What the task requires ▸ All records should be reproduced verbatim.

##############################

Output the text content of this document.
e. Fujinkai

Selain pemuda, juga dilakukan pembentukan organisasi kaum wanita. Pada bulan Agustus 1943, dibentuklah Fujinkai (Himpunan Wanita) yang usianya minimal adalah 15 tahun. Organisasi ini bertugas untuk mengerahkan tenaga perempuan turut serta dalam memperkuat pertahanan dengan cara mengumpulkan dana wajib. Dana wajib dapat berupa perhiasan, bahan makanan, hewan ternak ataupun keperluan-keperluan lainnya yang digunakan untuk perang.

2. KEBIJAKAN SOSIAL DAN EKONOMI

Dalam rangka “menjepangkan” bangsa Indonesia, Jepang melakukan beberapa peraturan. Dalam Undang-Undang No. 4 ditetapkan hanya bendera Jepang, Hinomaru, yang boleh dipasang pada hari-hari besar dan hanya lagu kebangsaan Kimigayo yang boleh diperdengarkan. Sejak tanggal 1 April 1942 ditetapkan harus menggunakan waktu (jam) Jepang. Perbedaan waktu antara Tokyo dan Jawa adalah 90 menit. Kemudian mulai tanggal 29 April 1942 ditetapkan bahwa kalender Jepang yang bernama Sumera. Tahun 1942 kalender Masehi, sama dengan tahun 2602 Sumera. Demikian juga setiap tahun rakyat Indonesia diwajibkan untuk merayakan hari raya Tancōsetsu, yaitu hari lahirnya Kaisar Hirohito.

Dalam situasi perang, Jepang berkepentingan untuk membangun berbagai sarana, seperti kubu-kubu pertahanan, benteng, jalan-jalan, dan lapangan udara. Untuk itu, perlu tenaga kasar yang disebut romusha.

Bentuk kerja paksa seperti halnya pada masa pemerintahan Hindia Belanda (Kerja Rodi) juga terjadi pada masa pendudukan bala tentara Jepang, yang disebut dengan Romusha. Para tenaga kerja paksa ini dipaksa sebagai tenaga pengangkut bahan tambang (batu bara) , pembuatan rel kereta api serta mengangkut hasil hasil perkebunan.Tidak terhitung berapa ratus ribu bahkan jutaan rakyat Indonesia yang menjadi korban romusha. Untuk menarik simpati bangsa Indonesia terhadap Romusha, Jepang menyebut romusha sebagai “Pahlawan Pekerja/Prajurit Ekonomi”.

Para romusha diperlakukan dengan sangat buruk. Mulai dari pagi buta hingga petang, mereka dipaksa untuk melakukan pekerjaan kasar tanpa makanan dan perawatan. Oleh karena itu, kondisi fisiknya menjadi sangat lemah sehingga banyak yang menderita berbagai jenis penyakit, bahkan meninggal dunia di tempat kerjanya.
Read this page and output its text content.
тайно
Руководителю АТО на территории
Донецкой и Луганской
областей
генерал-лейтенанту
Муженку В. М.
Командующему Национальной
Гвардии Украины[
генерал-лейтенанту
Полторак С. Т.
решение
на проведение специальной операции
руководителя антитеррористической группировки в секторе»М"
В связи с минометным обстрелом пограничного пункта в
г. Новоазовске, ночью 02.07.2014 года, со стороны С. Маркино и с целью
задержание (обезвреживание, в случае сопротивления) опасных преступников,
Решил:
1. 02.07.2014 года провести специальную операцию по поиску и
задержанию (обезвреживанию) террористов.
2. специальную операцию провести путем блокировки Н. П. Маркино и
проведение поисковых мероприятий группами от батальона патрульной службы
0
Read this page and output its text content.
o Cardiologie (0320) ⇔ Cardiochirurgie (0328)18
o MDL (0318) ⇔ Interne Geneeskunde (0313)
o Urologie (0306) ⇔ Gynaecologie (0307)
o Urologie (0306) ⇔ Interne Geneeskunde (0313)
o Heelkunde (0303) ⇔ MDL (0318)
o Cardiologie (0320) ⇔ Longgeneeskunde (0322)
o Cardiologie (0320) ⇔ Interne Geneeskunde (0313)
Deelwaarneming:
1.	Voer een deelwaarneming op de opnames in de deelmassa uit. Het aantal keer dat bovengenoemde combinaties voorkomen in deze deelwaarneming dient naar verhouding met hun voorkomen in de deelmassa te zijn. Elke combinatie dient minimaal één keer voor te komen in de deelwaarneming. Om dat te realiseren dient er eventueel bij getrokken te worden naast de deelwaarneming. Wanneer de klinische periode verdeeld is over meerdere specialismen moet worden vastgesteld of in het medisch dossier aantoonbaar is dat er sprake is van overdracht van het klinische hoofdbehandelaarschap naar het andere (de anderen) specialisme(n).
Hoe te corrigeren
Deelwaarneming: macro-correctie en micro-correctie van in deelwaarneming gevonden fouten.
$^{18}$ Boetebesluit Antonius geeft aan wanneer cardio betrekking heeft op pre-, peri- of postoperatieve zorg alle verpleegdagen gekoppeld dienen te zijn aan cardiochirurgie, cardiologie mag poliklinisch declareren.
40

##############################

Result of the task ▸
Output the text content of this document.
e. Fujinkai

Selain pemuda, juga dilakukan pembentukan organisasi kaum wanita. Pada bulan Agustus 1943, dibentuklah Fujinkai (Himpunan Wanita) yang usianya minimal adalah 15 tahun. Organisasi ini bertugas untuk mengerahkan tenaga perempuan turut serta dalam memperkuat pertahanan dengan cara mengumpulkan dana wajib. Dana wajib dapat berupa perhiasan, bahan makanan, hewan ternak ataupun keperluan-keperluan lainnya yang digunakan untuk perang.

2. KEBIJAKAN SOSIAL DAN EKONOMI

Dalam rangka “menjepangkan” bangsa Indonesia, Jepang melakukan beberapa peraturan. Dalam Undang-Undang No. 4 ditetapkan hanya bendera Jepang, Hinomaru, yang boleh dipasang pada hari-hari besar dan hanya lagu kebangsaan Kimigayo yang boleh diperdengarkan. Sejak tanggal 1 April 1942 ditetapkan harus menggunakan waktu (jam) Jepang. Perbedaan waktu antara Tokyo dan Jawa adalah 90 menit. Kemudian mulai tanggal 29 April 1942 ditetapkan bahwa kalender Jepang yang bernama Sumera. Tahun 1942 kalender Masehi, sama dengan tahun 2602 Sumera. Demikian juga setiap tahun rakyat Indonesia diwajibkan untuk merayakan hari raya Tancōsetsu, yaitu hari lahirnya Kaisar Hirohito.

Dalam situasi perang, Jepang berkepentingan untuk membangun berbagai sarana, seperti kubu-kubu pertahanan, benteng, jalan-jalan, dan lapangan udara. Untuk itu, perlu tenaga kasar yang disebut romusha.

Bentuk kerja paksa seperti halnya pada masa pemerintahan Hindia Belanda (Kerja Rodi) juga terjadi pada masa pendudukan bala tentara Jepang, yang disebut dengan Romusha. Para tenaga kerja paksa ini dipaksa sebagai tenaga pengangkut bahan tambang (batu bara) , pembuatan rel kereta api serta mengangkut hasil hasil perkebunan.Tidak terhitung berapa ratus ribu bahkan jutaan rakyat Indonesia yang menjadi korban romusha. Untuk menarik simpati bangsa Indonesia terhadap Romusha, Jepang menyebut romusha sebagai “Pahlawan Pekerja/Prajurit Ekonomi”.

Para romusha diperlakukan dengan sangat buruk. Mulai dari pagi buta hingga petang, mereka dipaksa untuk melakukan pekerjaan kasar tanpa makanan dan perawatan. Oleh karena itu, kondisi fisiknya menjadi sangat lemah sehingga banyak yang menderita berbagai jenis penyakit, bahkan meninggal dunia di tempat kerjanya.
Read this page and output its text content.
тайно
Руководителю АТО на территории
Донецкой и Луганской
областей
генерал-лейтенанту
Муженку В. М.
Командующему Национальной
Гвардии Украины[
генерал-лейтенанту
Полторак С. Т.
решение
на проведение специальной операции
руководителя антитеррористической группировки в секторе»М"
В связи с минометным обстрелом пограничного пункта в
г. Новоазовске, ночью 02.07.2014 года, со стороны С. Маркино и с целью
задержание (обезвреживание, в случае сопротивления) опасных преступников,
Решил:
1. 02.07.2014 года провести специальную операцию по поиску и
задержанию (обезвреживанию) террористов.
2. специальную операцию провести путем блокировки Н. П. Маркино и
проведение поисковых мероприятий группами от батальона патрульной службы
0
Read this page and output its text content.
o Cardiologie (0320) ⇔ Cardiochirurgie (0328)18
o MDL (0318) ⇔ Interne Geneeskunde (0313)
o Urologie (0306) ⇔ Gynaecologie (0307)
o Urologie (0306) ⇔ Interne Geneeskunde (0313)
o Heelkunde (0303) ⇔ MDL (0318)
o Cardiologie (0320) ⇔ Longgeneeskunde (0322)
o Cardiologie (0320) ⇔ Interne Geneeskunde (0313)
Deelwaarneming:
1.	Voer een deelwaarneming op de opnames in de deelmassa uit. Het aantal keer dat bovengenoemde combinaties voorkomen in deze deelwaarneming dient naar verhouding met hun voorkomen in de deelmassa te zijn. Elke combinatie dient minimaal één keer voor te komen in de deelwaarneming. Om dat te realiseren dient er eventueel bij getrokken te worden naast de deelwaarneming. Wanneer de klinische periode verdeeld is over meerdere specialismen moet worden vastgesteld of in het medisch dossier aantoonbaar is dat er sprake is van overdracht van het klinische hoofdbehandelaarschap naar het andere (de anderen) specialisme(n).
Hoe te corrigeren
Deelwaarneming: macro-correctie en micro-correctie van in deelwaarneming gevonden fouten.
$^{18}$ Boetebesluit Antonius geeft aan wanneer cardio betrekking heeft op pre-, peri- of postoperatieve zorg alle verpleegdagen gekoppeld dienen te zijn aan cardiochirurgie, cardiologie mag poliklinisch declareren.
40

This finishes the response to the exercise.